:: Records to use ::
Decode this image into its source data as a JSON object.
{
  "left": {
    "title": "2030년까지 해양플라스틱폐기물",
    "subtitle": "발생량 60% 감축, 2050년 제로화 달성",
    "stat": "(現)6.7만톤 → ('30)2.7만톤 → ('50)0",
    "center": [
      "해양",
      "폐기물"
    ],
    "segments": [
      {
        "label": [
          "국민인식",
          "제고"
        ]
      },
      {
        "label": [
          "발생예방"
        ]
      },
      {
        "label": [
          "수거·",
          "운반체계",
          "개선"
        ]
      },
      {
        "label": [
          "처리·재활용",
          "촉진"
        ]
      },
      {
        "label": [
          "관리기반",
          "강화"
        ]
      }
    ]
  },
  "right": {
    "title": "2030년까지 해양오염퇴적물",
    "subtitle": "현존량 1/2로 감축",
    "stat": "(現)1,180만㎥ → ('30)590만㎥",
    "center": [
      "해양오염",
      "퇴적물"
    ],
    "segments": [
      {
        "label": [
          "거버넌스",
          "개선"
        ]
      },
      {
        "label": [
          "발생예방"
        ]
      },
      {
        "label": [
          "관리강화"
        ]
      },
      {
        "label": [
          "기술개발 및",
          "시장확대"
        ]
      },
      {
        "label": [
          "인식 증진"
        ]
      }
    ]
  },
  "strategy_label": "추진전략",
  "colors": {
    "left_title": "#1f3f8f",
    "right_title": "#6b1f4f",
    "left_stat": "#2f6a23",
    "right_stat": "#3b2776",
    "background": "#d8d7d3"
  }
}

:: Directions for this task ::
All of the data must be returned exactly.

:: Solved problem ::
Decode this image into its source data as a JSON object.
{
  "left": {
    "title": "2030년까지 해양플라스틱폐기물",
    "subtitle": "발생량 60% 감축, 2050년 제로화 달성",
    "stat": "(現)6.7만톤 → ('30)2.7만톤 → ('50)0",
    "center": [
      "해양",
      "폐기물"
    ],
    "segments": [
      {
        "label": [
          "국민인식",
          "제고"
        ]
      },
      {
        "label": [
          "발생예방"
        ]
      },
      {
        "label": [
          "수거·",
          "운반체계",
          "개선"
        ]
      },
      {
        "label": [
          "처리·재활용",
          "촉진"
        ]
      },
      {
        "label": [
          "관리기반",
          "강화"
        ]
      }
    ]
  },
  "right": {
    "title": "2030년까지 해양오염퇴적물",
    "subtitle": "현존량 1/2로 감축",
    "stat": "(現)1,180만㎥ → ('30)590만㎥",
    "center": [
      "해양오염",
      "퇴적물"
    ],
    "segments": [
      {
        "label": [
          "거버넌스",
          "개선"
        ]
      },
      {
        "label": [
          "발생예방"
        ]
      },
      {
        "label": [
          "관리강화"
        ]
      },
      {
        "label": [
          "기술개발 및",
          "시장확대"
        ]
      },
      {
        "label": [
          "인식 증진"
        ]
      }
    ]
  },
  "strategy_label": "추진전략",
  "colors": {
    "left_title": "#1f3f8f",
    "right_title": "#6b1f4f",
    "left_stat": "#2f6a23",
    "right_stat": "#3b2776",
    "background": "#d8d7d3"
  }
}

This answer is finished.